## Task inputs
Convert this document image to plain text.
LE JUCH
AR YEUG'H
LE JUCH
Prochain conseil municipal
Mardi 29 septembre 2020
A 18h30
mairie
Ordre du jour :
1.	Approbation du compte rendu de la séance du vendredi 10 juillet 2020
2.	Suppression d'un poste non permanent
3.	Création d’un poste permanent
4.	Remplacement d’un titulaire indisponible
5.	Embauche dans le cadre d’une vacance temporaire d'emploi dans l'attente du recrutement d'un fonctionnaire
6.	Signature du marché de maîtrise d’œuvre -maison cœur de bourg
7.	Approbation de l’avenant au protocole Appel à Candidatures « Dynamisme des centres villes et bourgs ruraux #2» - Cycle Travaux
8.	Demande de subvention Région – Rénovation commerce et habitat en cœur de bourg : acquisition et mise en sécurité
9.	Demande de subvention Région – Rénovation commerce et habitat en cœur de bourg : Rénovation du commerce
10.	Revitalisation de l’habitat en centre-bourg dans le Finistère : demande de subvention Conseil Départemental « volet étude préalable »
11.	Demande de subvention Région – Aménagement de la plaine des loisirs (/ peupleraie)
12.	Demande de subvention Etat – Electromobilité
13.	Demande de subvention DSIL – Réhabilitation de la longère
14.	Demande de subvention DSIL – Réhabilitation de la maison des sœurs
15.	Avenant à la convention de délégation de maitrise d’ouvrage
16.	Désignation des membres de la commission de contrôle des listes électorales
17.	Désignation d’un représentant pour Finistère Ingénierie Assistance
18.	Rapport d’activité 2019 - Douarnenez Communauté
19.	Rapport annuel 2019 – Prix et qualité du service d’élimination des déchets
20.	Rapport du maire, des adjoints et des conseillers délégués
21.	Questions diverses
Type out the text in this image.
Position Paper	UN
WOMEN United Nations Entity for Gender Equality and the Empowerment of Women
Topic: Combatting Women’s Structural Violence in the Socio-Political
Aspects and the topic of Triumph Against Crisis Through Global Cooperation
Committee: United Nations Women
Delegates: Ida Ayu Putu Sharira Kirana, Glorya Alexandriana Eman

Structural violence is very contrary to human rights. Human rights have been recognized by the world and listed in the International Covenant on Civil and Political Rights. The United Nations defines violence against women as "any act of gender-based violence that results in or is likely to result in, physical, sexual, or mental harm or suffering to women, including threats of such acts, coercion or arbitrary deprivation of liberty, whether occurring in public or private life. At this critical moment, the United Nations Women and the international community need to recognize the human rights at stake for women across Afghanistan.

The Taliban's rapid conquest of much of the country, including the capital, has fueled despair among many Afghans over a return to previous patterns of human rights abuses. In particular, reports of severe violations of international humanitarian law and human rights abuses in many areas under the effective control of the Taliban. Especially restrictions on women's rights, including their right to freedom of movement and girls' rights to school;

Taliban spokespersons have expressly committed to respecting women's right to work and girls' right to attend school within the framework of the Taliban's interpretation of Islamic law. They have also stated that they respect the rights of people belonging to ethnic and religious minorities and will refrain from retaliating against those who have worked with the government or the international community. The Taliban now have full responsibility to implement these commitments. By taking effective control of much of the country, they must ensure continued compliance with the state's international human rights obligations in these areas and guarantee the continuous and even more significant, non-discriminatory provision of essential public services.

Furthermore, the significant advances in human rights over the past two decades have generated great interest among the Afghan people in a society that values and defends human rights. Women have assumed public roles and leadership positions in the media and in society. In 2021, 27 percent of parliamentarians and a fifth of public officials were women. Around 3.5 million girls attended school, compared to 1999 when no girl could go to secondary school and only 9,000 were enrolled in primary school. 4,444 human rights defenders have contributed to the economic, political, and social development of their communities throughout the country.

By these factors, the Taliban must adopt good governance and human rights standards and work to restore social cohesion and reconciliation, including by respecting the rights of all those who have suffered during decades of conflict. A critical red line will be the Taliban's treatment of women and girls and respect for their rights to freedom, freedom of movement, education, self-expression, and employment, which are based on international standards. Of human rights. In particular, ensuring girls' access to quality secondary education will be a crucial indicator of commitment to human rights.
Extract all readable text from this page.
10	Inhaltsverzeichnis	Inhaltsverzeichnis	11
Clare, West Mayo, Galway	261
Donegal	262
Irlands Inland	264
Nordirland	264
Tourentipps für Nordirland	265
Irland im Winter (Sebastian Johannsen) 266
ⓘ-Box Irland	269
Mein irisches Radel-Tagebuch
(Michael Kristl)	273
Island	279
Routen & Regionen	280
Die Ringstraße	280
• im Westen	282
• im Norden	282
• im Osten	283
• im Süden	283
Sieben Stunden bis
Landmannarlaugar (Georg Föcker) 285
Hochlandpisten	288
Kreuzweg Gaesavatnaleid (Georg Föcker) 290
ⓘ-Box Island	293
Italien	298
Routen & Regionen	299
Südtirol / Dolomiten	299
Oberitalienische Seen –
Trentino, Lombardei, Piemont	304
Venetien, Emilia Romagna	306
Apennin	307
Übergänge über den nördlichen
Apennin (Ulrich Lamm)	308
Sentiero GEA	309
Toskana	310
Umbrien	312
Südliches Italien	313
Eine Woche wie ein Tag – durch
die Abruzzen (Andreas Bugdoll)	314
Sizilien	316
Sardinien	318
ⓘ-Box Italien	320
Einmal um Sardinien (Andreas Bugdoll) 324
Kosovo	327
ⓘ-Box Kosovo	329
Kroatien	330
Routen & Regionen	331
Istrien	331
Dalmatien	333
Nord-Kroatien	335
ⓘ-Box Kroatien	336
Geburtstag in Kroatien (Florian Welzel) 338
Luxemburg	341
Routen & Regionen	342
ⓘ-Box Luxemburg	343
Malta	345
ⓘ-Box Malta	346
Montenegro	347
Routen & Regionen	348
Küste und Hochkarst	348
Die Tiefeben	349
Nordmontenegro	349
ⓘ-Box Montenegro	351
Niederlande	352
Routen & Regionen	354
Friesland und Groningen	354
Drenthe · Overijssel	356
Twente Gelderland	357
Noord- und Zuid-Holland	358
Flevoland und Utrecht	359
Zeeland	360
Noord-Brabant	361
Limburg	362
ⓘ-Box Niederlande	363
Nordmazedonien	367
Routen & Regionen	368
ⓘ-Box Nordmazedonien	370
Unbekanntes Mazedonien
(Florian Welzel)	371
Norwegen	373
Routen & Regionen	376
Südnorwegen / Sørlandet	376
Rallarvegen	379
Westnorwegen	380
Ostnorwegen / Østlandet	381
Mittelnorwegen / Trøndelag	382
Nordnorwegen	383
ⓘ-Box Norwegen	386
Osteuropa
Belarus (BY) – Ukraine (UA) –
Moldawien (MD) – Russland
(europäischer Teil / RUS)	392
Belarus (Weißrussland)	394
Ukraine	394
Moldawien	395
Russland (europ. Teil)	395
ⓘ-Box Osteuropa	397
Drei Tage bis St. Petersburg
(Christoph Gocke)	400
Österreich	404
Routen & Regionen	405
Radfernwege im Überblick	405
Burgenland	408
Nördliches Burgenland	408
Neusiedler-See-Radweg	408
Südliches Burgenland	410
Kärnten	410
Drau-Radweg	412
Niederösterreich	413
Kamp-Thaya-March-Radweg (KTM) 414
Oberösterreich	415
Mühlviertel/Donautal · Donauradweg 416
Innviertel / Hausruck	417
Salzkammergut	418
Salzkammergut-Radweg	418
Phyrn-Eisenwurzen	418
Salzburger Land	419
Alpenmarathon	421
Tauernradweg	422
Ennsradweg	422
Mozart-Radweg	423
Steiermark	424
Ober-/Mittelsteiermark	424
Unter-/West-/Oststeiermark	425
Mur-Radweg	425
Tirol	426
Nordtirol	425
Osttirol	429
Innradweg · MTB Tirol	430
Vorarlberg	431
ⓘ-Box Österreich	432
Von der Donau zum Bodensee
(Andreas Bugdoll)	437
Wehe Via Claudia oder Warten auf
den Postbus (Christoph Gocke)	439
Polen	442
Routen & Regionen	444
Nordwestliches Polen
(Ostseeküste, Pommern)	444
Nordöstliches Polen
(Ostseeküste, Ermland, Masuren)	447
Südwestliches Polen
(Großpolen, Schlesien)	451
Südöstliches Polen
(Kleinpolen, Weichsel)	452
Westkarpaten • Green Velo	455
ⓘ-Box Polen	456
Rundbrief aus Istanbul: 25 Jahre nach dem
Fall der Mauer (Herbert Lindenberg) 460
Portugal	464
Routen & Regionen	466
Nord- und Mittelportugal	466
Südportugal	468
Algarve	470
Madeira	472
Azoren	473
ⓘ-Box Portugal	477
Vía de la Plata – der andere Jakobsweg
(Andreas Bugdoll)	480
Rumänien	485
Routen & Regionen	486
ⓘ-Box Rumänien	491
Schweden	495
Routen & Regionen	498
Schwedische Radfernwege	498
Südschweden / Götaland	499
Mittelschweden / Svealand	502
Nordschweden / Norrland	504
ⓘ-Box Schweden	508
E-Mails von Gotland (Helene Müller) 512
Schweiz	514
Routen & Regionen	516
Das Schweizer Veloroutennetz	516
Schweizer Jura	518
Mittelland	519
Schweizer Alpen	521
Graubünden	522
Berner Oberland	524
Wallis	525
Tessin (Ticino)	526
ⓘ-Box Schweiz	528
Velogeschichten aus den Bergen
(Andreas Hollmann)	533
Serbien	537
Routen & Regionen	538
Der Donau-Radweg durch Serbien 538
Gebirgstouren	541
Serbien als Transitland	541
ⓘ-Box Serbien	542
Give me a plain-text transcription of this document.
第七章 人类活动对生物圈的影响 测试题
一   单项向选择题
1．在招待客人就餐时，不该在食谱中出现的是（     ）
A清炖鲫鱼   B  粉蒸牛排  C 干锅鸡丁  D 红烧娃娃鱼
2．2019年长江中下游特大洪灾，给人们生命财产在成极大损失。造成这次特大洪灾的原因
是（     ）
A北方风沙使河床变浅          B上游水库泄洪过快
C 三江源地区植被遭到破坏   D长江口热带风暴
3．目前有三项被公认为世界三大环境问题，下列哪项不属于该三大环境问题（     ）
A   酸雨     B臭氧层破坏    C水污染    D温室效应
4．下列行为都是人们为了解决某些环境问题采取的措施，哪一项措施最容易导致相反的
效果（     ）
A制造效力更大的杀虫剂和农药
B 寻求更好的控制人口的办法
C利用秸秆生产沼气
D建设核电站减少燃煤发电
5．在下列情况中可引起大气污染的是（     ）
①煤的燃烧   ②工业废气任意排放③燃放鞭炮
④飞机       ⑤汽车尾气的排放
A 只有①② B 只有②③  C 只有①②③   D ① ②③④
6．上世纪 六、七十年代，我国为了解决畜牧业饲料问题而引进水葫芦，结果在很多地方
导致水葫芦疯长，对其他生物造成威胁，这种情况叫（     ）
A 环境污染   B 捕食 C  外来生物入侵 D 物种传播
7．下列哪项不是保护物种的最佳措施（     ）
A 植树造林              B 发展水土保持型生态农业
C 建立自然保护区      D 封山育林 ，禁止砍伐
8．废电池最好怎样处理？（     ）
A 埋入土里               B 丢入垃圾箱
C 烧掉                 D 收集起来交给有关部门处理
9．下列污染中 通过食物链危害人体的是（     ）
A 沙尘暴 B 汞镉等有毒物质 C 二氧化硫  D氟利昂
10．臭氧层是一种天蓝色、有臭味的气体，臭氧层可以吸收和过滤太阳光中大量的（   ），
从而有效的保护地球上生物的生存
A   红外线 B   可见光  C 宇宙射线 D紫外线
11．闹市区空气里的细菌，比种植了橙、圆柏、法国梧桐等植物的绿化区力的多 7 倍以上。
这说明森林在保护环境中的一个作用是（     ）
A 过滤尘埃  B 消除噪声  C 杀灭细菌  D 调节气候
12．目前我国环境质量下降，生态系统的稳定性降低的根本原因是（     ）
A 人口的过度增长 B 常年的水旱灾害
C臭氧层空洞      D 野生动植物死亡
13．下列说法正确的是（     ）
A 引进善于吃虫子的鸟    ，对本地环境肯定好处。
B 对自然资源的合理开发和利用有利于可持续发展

## Directive
Tally how many lines of the material contain the word "these". The answer must be the number and nothing else.

## Task solution
2